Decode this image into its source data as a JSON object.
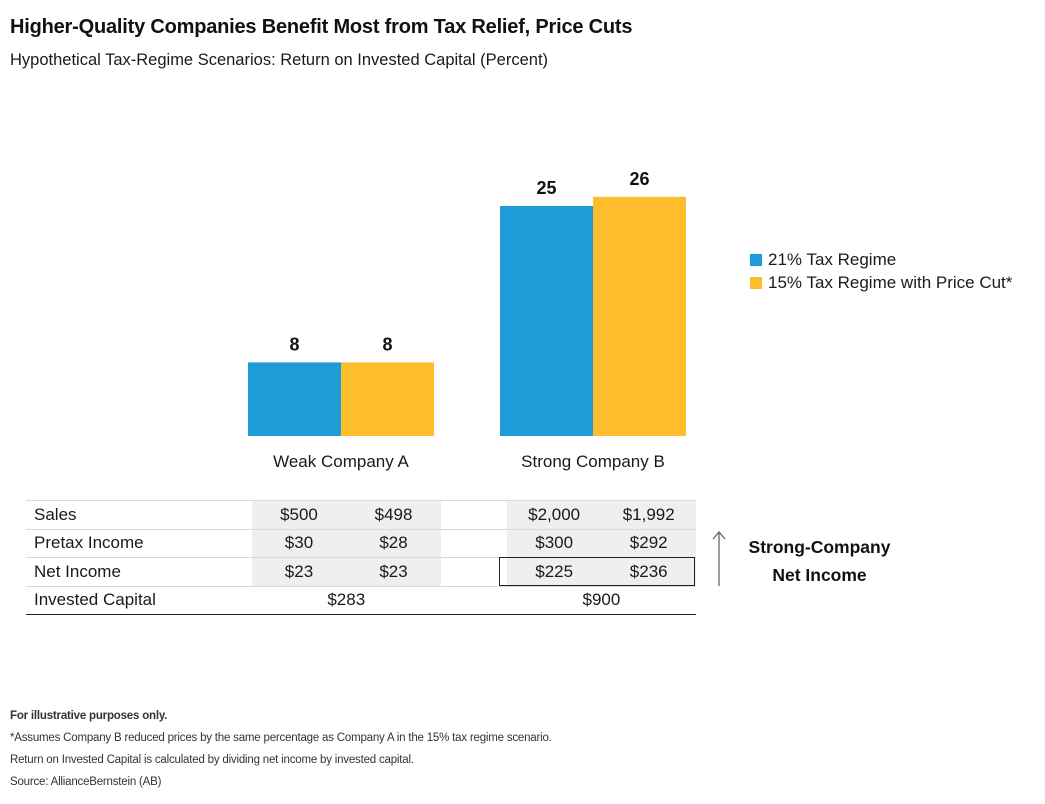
{
  "title": "Higher-Quality Companies Benefit Most from Tax Relief, Price Cuts",
  "subtitle": "Hypothetical Tax-Regime Scenarios: Return on Invested Capital (Percent)",
  "chart_data": {
    "type": "bar",
    "categories": [
      "Weak Company A",
      "Strong Company B"
    ],
    "series": [
      {
        "name": "21% Tax Regime",
        "values": [
          8,
          25
        ],
        "color": "#1e9cd7"
      },
      {
        "name": "15% Tax Regime with Price Cut*",
        "values": [
          8,
          26
        ],
        "color": "#fdbd2c"
      }
    ],
    "ylim": [
      0,
      28
    ],
    "legend_position": "right",
    "grid": false
  },
  "table": {
    "rows": [
      {
        "label": "Sales",
        "a": [
          "$500",
          "$498"
        ],
        "b": [
          "$2,000",
          "$1,992"
        ]
      },
      {
        "label": "Pretax Income",
        "a": [
          "$30",
          "$28"
        ],
        "b": [
          "$300",
          "$292"
        ]
      },
      {
        "label": "Net Income",
        "a": [
          "$23",
          "$23"
        ],
        "b": [
          "$225",
          "$236"
        ]
      },
      {
        "label": "Invested Capital",
        "a_merged": "$283",
        "b_merged": "$900"
      }
    ]
  },
  "note": {
    "line1": "Strong-Company",
    "line2": "Net Income"
  },
  "footnotes": [
    "For illustrative purposes only.",
    "*Assumes Company B reduced prices by the same percentage as Company A in the 15% tax regime scenario.",
    "Return on Invested Capital is calculated by dividing net income by invested capital.",
    "Source: AllianceBernstein (AB)"
  ]
}
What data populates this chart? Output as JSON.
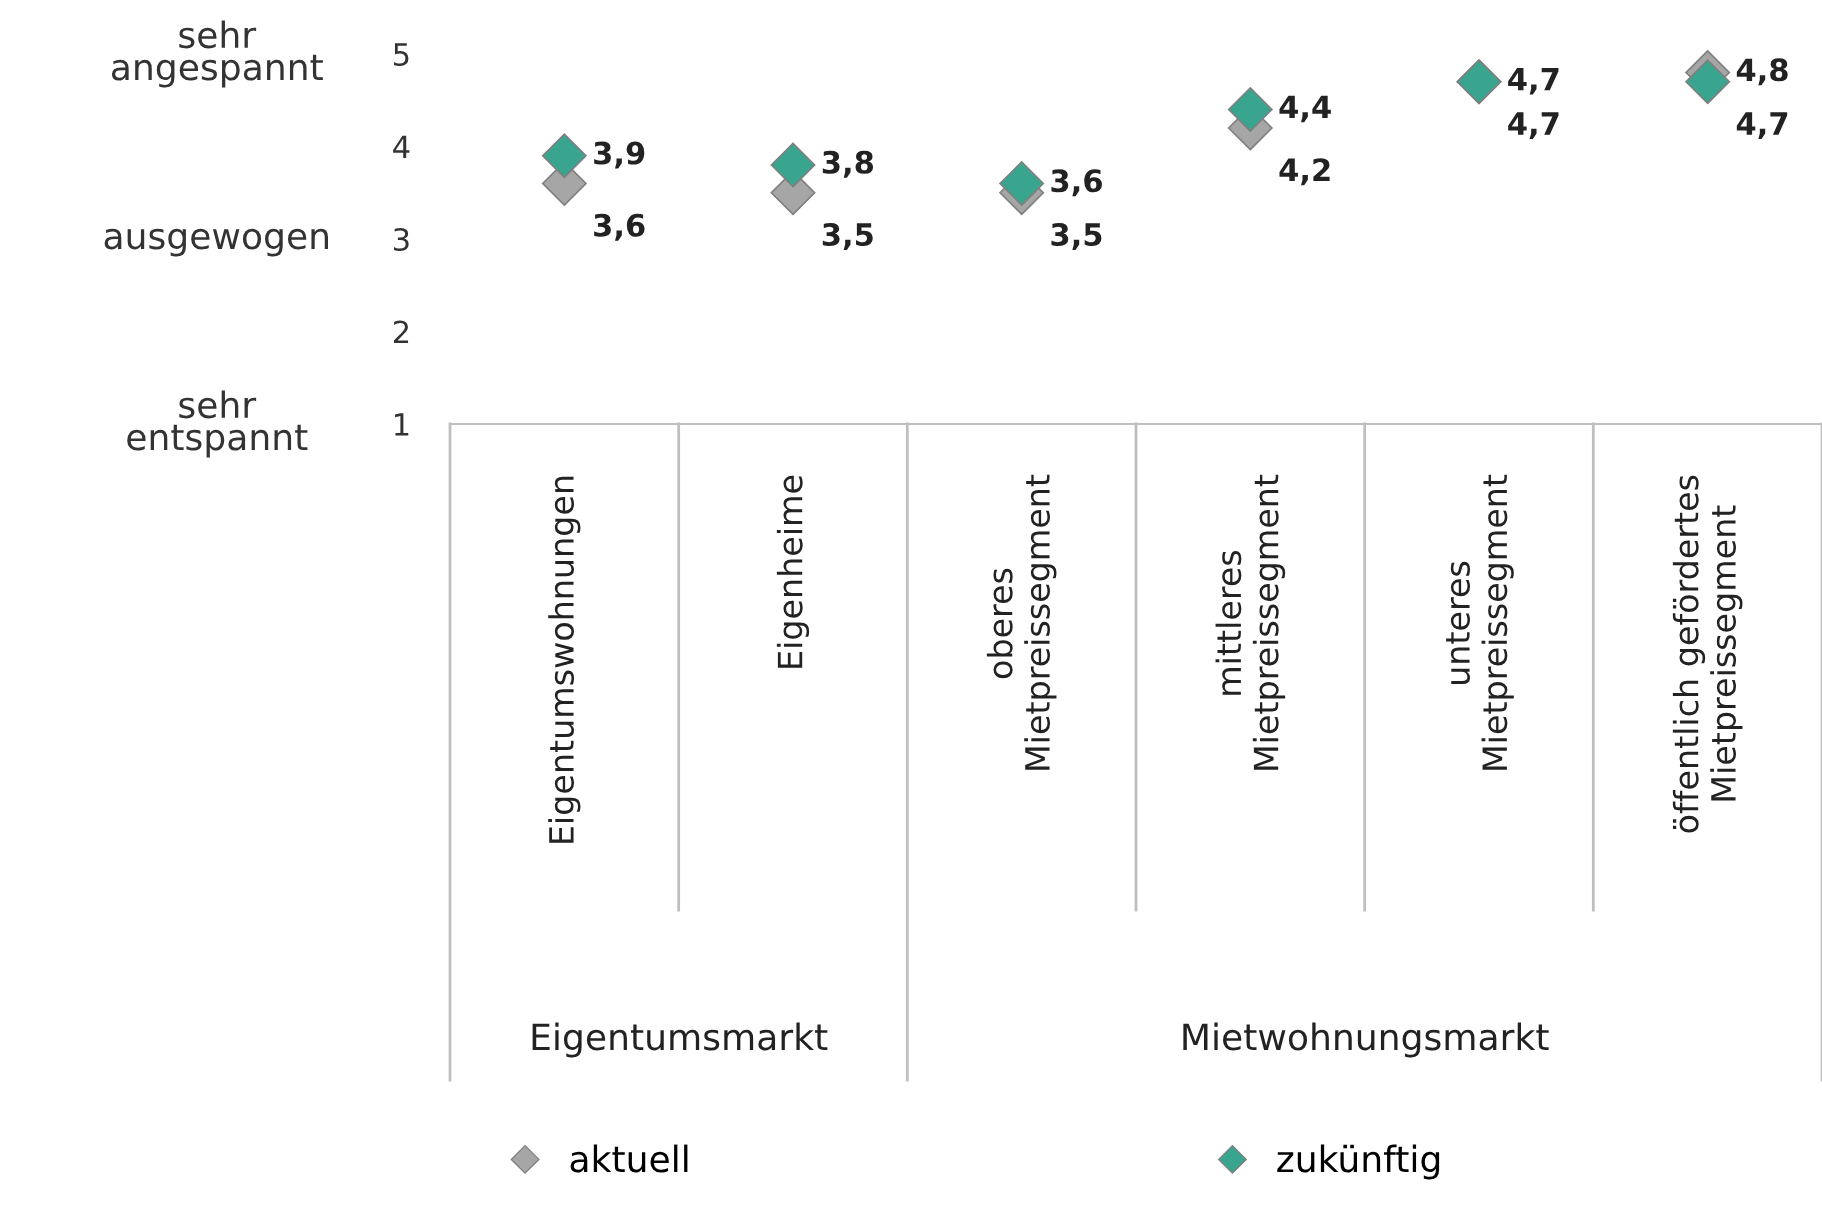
{
  "chart_data": {
    "type": "scatter",
    "categories": [
      "Eigentumswohnungen",
      "Eigenheime",
      "oberes\nMietpreissegment",
      "mittleres\nMietpreissegment",
      "unteres\nMietpreissegment",
      "öffentlich gefördertes\nMietpreissegment"
    ],
    "series": [
      {
        "name": "aktuell",
        "color": "#a6a6a6",
        "values": [
          3.6,
          3.5,
          3.5,
          4.2,
          4.7,
          4.8
        ],
        "value_labels": [
          "3,6",
          "3,5",
          "3,5",
          "4,2",
          "4,7",
          "4,8"
        ]
      },
      {
        "name": "zukünftig",
        "color": "#3aa58f",
        "values": [
          3.9,
          3.8,
          3.6,
          4.4,
          4.7,
          4.7
        ],
        "value_labels": [
          "3,9",
          "3,8",
          "3,6",
          "4,4",
          "4,7",
          "4,7"
        ]
      }
    ],
    "ylim": [
      1,
      5
    ],
    "yticks": [
      1,
      2,
      3,
      4,
      5
    ],
    "grid": false,
    "marker": "diamond",
    "legend": "bottom",
    "annotations": [
      "sehr\nangespannt",
      "ausgewogen",
      "sehr\nentspannt",
      "Eigentumsmarkt",
      "Mietwohnungsmarkt"
    ]
  }
}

• [Work required] Repeat verbatim all the material, but not the pictures.

• [Expected output]
Decode this image into its source data as a JSON object.
{
  "title": "Higher-Quality Companies Benefit Most from Tax Relief, Price Cuts",
  "subtitle": "Hypothetical Tax-Regime Scenarios: Return on Invested Capital (Percent)",
  "chart_data": {
    "type": "bar",
    "categories": [
      "Weak Company A",
      "Strong Company B"
    ],
    "series": [
      {
        "name": "21% Tax Regime",
        "values": [
          8,
          25
        ],
        "color": "#1e9cd7"
      },
      {
        "name": "15% Tax Regime with Price Cut*",
        "values": [
          8,
          26
        ],
        "color": "#fdbd2c"
      }
    ],
    "ylim": [
      0,
      28
    ],
    "legend_position": "right",
    "grid": false
  },
  "table": {
    "rows": [
      {
        "label": "Sales",
        "a": [
          "$500",
          "$498"
        ],
        "b": [
          "$2,000",
          "$1,992"
        ]
      },
      {
        "label": "Pretax Income",
        "a": [
          "$30",
          "$28"
        ],
        "b": [
          "$300",
          "$292"
        ]
      },
      {
        "label": "Net Income",
        "a": [
          "$23",
          "$23"
        ],
        "b": [
          "$225",
          "$236"
        ]
      },
      {
        "label": "Invested Capital",
        "a_merged": "$283",
        "b_merged": "$900"
      }
    ]
  },
  "note": {
    "line1": "Strong-Company",
    "line2": "Net Income"
  },
  "footnotes": [
    "For illustrative purposes only.",
    "*Assumes Company B reduced prices by the same percentage as Company A in the 15% tax regime scenario.",
    "Return on Invested Capital is calculated by dividing net income by invested capital.",
    "Source: AllianceBernstein (AB)"
  ]
}
What data populates this chart? Output as JSON.
{
  "chart_data": {
    "type": "scatter",
    "categories": [
      "Eigentumswohnungen",
      "Eigenheime",
      "oberes\nMietpreissegment",
      "mittleres\nMietpreissegment",
      "unteres\nMietpreissegment",
      "öffentlich gefördertes\nMietpreissegment"
    ],
    "series": [
      {
        "name": "aktuell",
        "color": "#a6a6a6",
        "values": [
          3.6,
          3.5,
          3.5,
          4.2,
          4.7,
          4.8
        ],
        "value_labels": [
          "3,6",
          "3,5",
          "3,5",
          "4,2",
          "4,7",
          "4,8"
        ]
      },
      {
        "name": "zukünftig",
        "color": "#3aa58f",
        "values": [
          3.9,
          3.8,
          3.6,
          4.4,
          4.7,
          4.7
        ],
        "value_labels": [
          "3,9",
          "3,8",
          "3,6",
          "4,4",
          "4,7",
          "4,7"
        ]
      }
    ],
    "ylim": [
      1,
      5
    ],
    "yticks": [
      1,
      2,
      3,
      4,
      5
    ],
    "grid": false,
    "marker": "diamond",
    "legend": "bottom",
    "annotations": [
      "sehr\nangespannt",
      "ausgewogen",
      "sehr\nentspannt",
      "Eigentumsmarkt",
      "Mietwohnungsmarkt"
    ]
  }
}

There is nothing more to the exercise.